Textauszug:

┄┄┄┄┄┄┄┄┄┄

You are currently viewing “Othello” – Diskriminierung, Eifersucht, Rache

Gegen Ende seines Lebens traf Giuseppe Verdi in Arrigo Boito auf jenen kongenialen Libretto-Partner, den er sein Leben lang gesucht hatte. Boito (1842-1918), der 26jährige Literat, Bohemien und Hobbykomponist war für einen spektakulären Misserfolg in die Schlagzeilen geraten.  Wollte er doch den ganzen „Faust“ Johann Wolfgang von Goethes zur Oper machen, eine vollkommen neue Art der Textdichtung kreieren und die italienische Oper grundlegend reformieren. Erfolgreich wurde später dann doch noch die revidierte und gekürzte Fassung von “Mefistofele“. Auch Giuseppe Verdi ließ sich zunächst widerstrebend auf das „Otello-Projekt“ ein. Schließlich wurde es aber an der Mailänder Scala zu Verdis größtem Erfolg.

Liebes UniWehrsEL,

Othello hat als Grundlage die Tragödie von William Shakespeare. Das Drama besteht insgesamt aus fünf Akten und 15 Szenen. Der Schauplatz im ersten Akt ist Venedig, die restlichen vier Akte spielen auf Zypern im 16. Jahrhundert.

┄┄┄┄┄┄┄┄┄┄

Vorliegendes Material:
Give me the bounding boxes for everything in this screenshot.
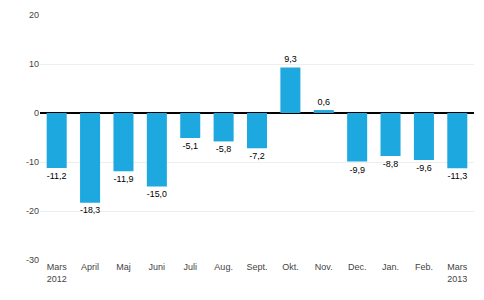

┄┄┄┄┄┄┄┄┄┄

Übungsaufgabe A: Übersetze den Satz „Das Drama besteht insgesamt aus fünf Akten und 15 Szenen.“ aus dem Textauszug über Othello ins Englische.
Übungsaufgabe B: Wo spielt laut dem Textauszug über Othello der erste Akt?

Vollständige Ausgabe A: The drama consists of five acts and 15 scenes in total.

Vollständige Ausgabe B: Der erste Akt spielt in Venedig.